> [Supplied records]
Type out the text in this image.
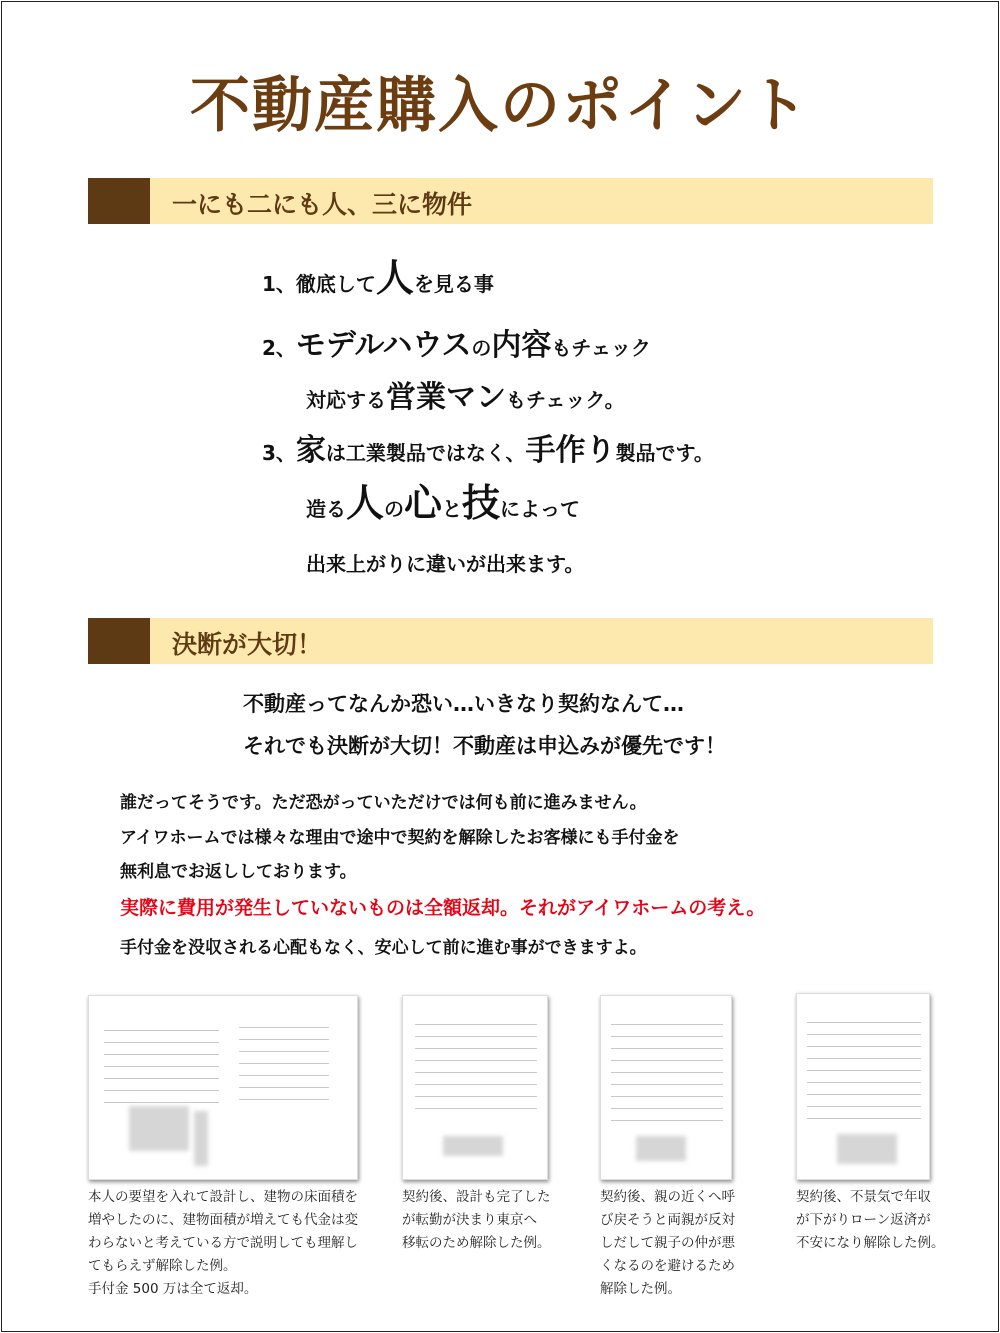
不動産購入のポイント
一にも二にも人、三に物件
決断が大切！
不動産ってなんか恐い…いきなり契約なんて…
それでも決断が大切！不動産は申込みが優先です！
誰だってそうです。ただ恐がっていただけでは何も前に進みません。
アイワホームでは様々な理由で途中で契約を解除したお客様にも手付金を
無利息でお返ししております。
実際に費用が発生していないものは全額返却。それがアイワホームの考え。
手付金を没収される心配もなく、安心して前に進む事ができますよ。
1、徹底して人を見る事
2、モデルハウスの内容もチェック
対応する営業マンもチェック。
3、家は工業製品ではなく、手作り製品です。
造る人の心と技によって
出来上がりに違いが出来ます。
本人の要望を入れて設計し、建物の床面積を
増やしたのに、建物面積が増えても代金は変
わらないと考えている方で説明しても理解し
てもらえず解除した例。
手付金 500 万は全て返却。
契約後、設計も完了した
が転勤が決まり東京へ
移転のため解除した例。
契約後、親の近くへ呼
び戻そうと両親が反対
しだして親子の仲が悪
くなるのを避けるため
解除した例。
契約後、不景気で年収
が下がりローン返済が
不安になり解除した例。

--

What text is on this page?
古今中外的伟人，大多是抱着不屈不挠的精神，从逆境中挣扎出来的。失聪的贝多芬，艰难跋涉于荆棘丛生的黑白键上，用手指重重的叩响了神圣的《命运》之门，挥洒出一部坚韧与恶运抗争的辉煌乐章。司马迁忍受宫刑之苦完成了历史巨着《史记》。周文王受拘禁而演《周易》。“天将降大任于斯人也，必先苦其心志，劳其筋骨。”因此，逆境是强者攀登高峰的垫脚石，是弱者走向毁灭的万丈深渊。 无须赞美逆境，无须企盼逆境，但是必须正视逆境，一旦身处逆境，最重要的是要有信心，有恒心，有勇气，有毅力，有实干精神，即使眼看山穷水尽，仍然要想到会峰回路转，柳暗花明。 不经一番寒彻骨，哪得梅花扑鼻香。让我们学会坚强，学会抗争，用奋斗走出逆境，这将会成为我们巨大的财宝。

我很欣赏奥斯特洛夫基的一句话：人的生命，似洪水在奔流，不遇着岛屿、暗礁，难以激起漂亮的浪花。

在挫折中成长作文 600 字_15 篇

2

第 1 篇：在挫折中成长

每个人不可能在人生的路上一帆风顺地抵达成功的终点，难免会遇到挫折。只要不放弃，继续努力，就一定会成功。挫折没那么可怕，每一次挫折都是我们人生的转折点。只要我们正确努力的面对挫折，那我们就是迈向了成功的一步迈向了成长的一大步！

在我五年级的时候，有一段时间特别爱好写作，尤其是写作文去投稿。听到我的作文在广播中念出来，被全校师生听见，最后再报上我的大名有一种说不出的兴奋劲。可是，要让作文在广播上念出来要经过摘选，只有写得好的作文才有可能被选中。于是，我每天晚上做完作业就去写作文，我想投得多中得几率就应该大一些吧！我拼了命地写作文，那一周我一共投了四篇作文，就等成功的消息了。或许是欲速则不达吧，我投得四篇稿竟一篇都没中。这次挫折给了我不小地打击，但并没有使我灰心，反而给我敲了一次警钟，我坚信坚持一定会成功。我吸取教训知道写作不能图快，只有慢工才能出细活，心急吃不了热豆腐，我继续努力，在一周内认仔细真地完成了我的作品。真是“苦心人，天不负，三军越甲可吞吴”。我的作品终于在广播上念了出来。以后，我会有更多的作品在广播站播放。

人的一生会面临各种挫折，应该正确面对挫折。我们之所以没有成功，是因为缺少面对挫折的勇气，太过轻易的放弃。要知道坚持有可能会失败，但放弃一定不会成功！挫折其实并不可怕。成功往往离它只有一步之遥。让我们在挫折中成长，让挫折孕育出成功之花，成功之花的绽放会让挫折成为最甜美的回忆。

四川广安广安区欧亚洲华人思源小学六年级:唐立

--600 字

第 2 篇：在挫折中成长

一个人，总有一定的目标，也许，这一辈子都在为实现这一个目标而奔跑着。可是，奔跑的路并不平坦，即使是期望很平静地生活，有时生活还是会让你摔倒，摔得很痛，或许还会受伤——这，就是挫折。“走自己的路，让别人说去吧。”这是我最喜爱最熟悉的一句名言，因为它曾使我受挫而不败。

> [Task description] From the entries above, copy each line holding "text".

> [Exercise response]
Type out the text in this image.
What text is on this page?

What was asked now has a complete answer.